→ Your instructions
Retype the complete listing exactly as it appears.

────────────────────

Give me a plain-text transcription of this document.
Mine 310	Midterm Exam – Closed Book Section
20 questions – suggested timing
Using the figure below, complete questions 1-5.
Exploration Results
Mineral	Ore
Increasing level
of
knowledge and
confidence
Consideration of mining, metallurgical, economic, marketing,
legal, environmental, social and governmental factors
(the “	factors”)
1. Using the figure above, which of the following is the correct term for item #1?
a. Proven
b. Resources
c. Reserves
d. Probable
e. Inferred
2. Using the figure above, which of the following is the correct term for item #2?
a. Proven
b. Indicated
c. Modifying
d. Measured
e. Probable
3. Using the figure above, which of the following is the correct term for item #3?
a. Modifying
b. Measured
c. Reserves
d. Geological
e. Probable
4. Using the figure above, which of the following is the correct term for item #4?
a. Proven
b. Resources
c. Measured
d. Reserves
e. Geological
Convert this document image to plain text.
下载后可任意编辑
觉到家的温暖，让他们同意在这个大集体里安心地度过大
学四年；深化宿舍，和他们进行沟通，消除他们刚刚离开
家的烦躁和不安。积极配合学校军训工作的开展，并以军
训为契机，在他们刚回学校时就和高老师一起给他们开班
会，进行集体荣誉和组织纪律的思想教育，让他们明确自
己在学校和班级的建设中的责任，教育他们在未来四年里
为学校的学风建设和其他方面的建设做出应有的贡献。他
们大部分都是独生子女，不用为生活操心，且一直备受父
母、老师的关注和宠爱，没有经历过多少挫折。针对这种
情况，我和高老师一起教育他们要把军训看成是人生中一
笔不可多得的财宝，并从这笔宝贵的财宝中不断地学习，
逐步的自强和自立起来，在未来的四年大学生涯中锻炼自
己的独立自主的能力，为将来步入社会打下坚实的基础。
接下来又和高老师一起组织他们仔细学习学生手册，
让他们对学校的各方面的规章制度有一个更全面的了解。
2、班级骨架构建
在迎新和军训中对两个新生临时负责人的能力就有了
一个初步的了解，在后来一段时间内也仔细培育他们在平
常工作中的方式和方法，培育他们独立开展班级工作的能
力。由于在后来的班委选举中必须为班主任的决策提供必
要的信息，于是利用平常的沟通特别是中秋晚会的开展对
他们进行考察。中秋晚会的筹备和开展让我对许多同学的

────────────────────

→ Exercise response
Give me a plain-text transcription of this document.
Mine 310	Midterm Exam – Closed Book Section
20 questions – suggested timing
Using the figure below, complete questions 1-5.
Exploration Results
Mineral	Ore
Increasing level
of
knowledge and
confidence
Consideration of mining, metallurgical, economic, marketing,
legal, environmental, social and governmental factors
(the “	factors”)
1. Using the figure above, which of the following is the correct term for item #1?
a. Proven
b. Resources
c. Reserves
d. Probable
e. Inferred
2. Using the figure above, which of the following is the correct term for item #2?
a. Proven
b. Indicated
c. Modifying
d. Measured
e. Probable
3. Using the figure above, which of the following is the correct term for item #3?
a. Modifying
b. Measured
c. Reserves
d. Geological
e. Probable
4. Using the figure above, which of the following is the correct term for item #4?
a. Proven
b. Resources
c. Measured
d. Reserves
e. Geological
Convert this document image to plain text.
下载后可任意编辑
觉到家的温暖，让他们同意在这个大集体里安心地度过大
学四年；深化宿舍，和他们进行沟通，消除他们刚刚离开
家的烦躁和不安。积极配合学校军训工作的开展，并以军
训为契机，在他们刚回学校时就和高老师一起给他们开班
会，进行集体荣誉和组织纪律的思想教育，让他们明确自
己在学校和班级的建设中的责任，教育他们在未来四年里
为学校的学风建设和其他方面的建设做出应有的贡献。他
们大部分都是独生子女，不用为生活操心，且一直备受父
母、老师的关注和宠爱，没有经历过多少挫折。针对这种
情况，我和高老师一起教育他们要把军训看成是人生中一
笔不可多得的财宝，并从这笔宝贵的财宝中不断地学习，
逐步的自强和自立起来，在未来的四年大学生涯中锻炼自
己的独立自主的能力，为将来步入社会打下坚实的基础。
接下来又和高老师一起组织他们仔细学习学生手册，
让他们对学校的各方面的规章制度有一个更全面的了解。
2、班级骨架构建
在迎新和军训中对两个新生临时负责人的能力就有了
一个初步的了解，在后来一段时间内也仔细培育他们在平
常工作中的方式和方法，培育他们独立开展班级工作的能
力。由于在后来的班委选举中必须为班主任的决策提供必
要的信息，于是利用平常的沟通特别是中秋晚会的开展对
他们进行考察。中秋晚会的筹备和开展让我对许多同学的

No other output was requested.